__List of tasks__.
**1.** Copy the Travis configuration notes from "This is essentially" to "gets old, fast.", changing "origin" to "upstream".
**2.** Write what comes next in the Travis configuration notes, picking up after their last sentence.

__Text under study__.
*** Begin section ***
4.8 KiB
Executable File
Travis Configuration
Your project might have different build requirements - however, this project's .travis.yml configuration is supposed to represent a good starting point.
Node JS Version
The minimum Node and npm versions that edX supports is 8.9.3 and 5.5.1, respectively.
Caching node_modules
While the Travis blog recommends
cache:
directories:
- node_modules
this causes issues when testing different versions of Node because node_modules will store the compiled native modules.
Caching the ~/.npm directory avoids storing these native modules.
Notifications
This project uses a service called TravisBuddy, which provides Travis build context within a PR via webhooks (configured only to add feedback for build failures).
Installing greenkeeper-lockfile
As explained in the Greenkeeper documentation, Greenkeeper is a service that keeps track of your project's dependencies, and will, for example, automatically open PRs with an updated package.json file when the latest version of a dependency is a major version ahead of the existing dependency version in your package.json file.
This automated updating is great, but Greenkeeper does not update your package-lock.json file, just your package.json file. This makes sense, as the only way to update the package-lock.json file would be to run npm install when building your project, using the latest package.json, and then committing the updated package-lock.json file.
This is essentially what you have to do manually when Greenkeeper opens a PR - git checkout the branch, npm install locally, git commit the package-lock.json changes, and then git push those changes to the Greenkeeper branch on origin. It's fun probably only the first time, and even then it gets old, fast.
*** End section ***
__Record excerpts__.
*** Begin section ***
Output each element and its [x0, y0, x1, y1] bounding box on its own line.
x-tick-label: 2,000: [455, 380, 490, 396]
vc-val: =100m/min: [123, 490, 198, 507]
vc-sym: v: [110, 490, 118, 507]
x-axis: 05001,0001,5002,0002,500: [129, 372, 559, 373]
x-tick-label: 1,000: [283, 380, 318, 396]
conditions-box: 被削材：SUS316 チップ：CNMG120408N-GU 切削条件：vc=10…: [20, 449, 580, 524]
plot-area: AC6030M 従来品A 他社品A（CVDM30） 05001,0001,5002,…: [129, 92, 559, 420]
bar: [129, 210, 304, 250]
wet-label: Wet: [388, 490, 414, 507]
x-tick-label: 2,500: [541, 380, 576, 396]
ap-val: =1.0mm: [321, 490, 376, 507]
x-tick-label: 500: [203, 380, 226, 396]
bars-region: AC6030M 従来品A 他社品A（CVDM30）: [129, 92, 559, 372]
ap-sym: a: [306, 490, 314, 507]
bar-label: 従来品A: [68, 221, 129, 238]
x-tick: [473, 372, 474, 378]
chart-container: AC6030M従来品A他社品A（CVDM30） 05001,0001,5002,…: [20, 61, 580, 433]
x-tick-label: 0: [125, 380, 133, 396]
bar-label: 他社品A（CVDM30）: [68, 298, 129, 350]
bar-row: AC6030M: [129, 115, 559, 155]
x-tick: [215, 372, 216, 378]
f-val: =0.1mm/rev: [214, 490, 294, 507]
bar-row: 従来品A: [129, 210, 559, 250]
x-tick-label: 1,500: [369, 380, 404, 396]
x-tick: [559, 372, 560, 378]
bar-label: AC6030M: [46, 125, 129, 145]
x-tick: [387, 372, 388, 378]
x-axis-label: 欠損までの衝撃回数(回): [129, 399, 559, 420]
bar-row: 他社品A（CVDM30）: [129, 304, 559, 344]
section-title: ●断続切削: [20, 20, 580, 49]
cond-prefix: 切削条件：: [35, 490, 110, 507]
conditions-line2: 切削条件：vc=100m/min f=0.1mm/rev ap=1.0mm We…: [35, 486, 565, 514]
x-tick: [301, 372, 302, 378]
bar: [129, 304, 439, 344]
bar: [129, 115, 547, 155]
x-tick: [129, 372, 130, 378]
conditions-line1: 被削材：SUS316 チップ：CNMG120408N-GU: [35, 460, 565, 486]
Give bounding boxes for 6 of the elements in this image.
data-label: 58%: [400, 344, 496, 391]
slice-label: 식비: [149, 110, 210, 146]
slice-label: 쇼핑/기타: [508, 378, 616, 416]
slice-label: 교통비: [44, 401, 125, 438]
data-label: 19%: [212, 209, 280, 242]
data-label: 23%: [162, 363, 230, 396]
*** End section ***
__Activity answers__.
**1.**
This is essentially what you have to do manually when Greenkeeper opens a PR - git checkout the branch, npm install locally, git commit the package-lock.json changes, and then git push those changes to the Greenkeeper branch on upstream. It's fun probably only the first time, and even then it gets old, fast.

**2.**
What greenkeeper-lockfile does is that it automates the previous steps as part of the build process.
It will
- Check that the branch is a
Greenkeeperbranch - Update the lockfile
- Push a commit with the updated lockfile back to the Greenkeeper branch
This is why it's important to install greenkeeper-lockfile in the before_install step, and since it's used exclusively only in the Travis Build, why it's not part of the package's dependencies.
Scripts
Most of the scripts are self-explanatory - you probably want to fail a build if there are linting violations, or if any tests don't pass, or if it cannot compile your files.
However, there are a couple additional scripts that might seem less self-explanatory.
What the heck is make validate-no-uncommitted-package-lock-changes?
There are only two requirements for a good make target name
- Definitely make it really verbose so people can't remember what it's called
- Definitely don't not use a double-negative
What make validate-no-uncommitted-package-lock-changes does is git diffs for any package-lock.json file changes in your project. It's important to remember that all build scripts are executed in Travis after the install step (aka post-npm install).
This is important because npm uses the pinned dependencies in your package-lock.json file to build the node_modules directory. However, the dependencies defined within the package.json file can be modified manually, for example, to become misaligned with the dependencies defined within the package-lock.json. So when npm install executes, the package-lock.json file will be updated to mirror the modified package.json changes.
However, when these changes surface within a Travis build, this indicates differing dependency expectations between the committed package.json file and the package-lock.json file, which is a good reason to fail a build.
What is this npm run is-es5 check?
This project outputs production files to the dist folder. The npm script, npm run is-es5, checks the JavaScript files in the dist folder to make sure that they are ES5-compliant.
This check is important because ES5 JavaScript has greater browser compatibility than ES2015+ - particularly for IE11.
deploy step
How your project deploys will probably differ between the cookie cutter and your own application.
For demonstrational purposes, the cookie cutter deploys to GitHub pages using Travis's GitHub pages configuration.
Your application might deploy to an S3 bucket or to npm.